YOUR OBJECTIVE> Write out word for word the part of the carry-on travel passage below starting with "To be honest, traveling" and going on through "most people think.".

PASSAGE PROVIDED>
%%

Without a bag to check, you can make the quickest of exits from planes and airports, bypassing everybody else who is stuck waiting for their luggage to appear. Without a big bag to lug around, you are also able to maneuver trains, buses, taxis, and other forms of transport with extreme ease.

You become more lightweight, more limber, more sexy.

To be honest, traveling carry-on only is one of the best decisions I ever made, and I didn’t even make it on purpose. It just…happened. As I continued to travel, I continued to downsize, leaving more and more of my items behind.

To be perfectly honest, traveling carry-on only is a lot easier than most people think.

Manto de la Novia Waterfall, Baños, Ecuador

With my daypack at Manto de la Novia Waterfall, Baños, Ecuador / Photo by Brendan van Son

How to Travel with Carry-On Luggage Only

The key to traveling carry-on only is to put soft items into a soft bag, which can then be easily molded to fit the right space. My main bag is the 40L Osprey Farpoint backpack (though the 55L version with detachable daypack would also work), and when compressed, it fits the approximate dimensions of a carry-on. This could work for a duffel, leather bag, etc, but probably not for a hard, wheeled suitcase.

%%

DATASET EXCERPTS>

%%

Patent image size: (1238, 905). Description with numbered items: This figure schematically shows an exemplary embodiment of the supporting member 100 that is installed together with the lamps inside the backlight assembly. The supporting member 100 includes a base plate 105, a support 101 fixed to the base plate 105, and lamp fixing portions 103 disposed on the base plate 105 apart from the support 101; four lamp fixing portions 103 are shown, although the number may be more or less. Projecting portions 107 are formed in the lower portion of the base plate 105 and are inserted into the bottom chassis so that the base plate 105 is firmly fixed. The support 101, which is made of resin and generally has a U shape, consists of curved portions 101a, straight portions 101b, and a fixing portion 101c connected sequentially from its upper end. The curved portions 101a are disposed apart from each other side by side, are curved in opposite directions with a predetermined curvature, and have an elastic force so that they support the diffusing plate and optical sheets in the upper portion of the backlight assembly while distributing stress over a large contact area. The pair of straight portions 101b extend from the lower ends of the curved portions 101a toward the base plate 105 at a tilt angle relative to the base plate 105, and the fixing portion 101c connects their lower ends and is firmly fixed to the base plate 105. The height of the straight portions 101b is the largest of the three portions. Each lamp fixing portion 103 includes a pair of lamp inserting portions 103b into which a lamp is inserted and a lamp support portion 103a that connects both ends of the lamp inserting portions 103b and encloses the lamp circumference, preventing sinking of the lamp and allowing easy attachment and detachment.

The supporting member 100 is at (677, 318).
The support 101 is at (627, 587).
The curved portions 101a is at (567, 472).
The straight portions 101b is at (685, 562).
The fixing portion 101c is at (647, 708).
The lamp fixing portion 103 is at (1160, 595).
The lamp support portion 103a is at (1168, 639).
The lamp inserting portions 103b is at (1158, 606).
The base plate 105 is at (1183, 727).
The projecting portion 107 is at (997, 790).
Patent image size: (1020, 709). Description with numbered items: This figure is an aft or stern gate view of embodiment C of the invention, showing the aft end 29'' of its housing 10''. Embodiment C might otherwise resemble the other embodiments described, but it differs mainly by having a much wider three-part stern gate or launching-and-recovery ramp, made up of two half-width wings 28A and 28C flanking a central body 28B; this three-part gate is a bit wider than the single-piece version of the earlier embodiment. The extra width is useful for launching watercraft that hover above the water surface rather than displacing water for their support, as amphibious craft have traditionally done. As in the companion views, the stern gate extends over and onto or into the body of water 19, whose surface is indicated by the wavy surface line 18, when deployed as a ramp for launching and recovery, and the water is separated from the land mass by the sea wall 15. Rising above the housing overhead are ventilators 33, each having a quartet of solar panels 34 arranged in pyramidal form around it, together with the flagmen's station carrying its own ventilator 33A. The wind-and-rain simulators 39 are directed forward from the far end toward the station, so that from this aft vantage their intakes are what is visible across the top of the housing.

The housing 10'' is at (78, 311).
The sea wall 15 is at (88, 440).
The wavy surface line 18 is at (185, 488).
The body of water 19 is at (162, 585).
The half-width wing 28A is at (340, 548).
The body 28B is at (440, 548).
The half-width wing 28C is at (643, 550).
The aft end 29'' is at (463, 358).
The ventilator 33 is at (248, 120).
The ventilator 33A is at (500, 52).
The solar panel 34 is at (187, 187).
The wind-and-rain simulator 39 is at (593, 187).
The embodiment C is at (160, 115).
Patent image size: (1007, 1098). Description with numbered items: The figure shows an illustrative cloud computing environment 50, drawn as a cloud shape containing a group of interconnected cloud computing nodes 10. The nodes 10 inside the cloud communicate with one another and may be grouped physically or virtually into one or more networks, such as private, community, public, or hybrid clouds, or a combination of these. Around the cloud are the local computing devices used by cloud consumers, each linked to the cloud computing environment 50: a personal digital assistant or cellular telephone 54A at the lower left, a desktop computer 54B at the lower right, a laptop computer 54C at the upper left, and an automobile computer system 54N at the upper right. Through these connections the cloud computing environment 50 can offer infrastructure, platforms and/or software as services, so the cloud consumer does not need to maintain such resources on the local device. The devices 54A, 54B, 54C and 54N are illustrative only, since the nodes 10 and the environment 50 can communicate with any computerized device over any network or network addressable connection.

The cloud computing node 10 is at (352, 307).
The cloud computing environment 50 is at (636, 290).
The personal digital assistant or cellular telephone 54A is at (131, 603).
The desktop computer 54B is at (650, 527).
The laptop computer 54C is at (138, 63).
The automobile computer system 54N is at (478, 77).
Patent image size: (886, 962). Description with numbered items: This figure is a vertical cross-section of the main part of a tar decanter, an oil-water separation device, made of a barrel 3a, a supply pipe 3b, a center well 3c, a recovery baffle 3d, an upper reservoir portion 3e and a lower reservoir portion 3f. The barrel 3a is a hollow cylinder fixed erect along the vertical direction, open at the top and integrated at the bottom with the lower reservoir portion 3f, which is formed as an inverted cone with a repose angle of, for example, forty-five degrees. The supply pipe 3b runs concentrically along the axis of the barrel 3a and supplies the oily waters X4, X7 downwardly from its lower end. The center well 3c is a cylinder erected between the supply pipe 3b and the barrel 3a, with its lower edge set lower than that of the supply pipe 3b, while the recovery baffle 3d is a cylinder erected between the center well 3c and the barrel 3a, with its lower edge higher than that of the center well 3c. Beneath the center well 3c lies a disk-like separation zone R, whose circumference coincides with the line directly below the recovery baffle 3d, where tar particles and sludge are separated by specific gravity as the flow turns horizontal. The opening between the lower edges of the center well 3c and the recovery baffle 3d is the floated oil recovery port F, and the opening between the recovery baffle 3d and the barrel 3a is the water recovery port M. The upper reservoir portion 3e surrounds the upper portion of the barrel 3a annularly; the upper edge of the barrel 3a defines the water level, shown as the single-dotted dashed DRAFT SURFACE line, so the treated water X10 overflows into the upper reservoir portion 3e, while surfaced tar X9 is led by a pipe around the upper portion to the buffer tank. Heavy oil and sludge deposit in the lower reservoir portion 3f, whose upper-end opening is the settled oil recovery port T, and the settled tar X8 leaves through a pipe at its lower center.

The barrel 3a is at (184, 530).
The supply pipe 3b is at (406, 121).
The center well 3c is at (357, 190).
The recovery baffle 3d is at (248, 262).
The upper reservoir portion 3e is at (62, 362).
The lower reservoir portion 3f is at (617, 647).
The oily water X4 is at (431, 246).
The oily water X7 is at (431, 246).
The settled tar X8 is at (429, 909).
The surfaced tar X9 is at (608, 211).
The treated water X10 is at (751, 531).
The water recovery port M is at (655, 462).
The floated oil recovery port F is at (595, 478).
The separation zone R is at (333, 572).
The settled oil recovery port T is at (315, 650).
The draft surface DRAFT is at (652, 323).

%%

FULL SOLUTION>
To be honest, traveling carry-on only is one of the best decisions I ever made, and I didn’t even make it on purpose. It just…happened. As I continued to travel, I continued to downsize, leaving more and more of my items behind.

To be perfectly honest, traveling carry-on only is a lot easier than most people think.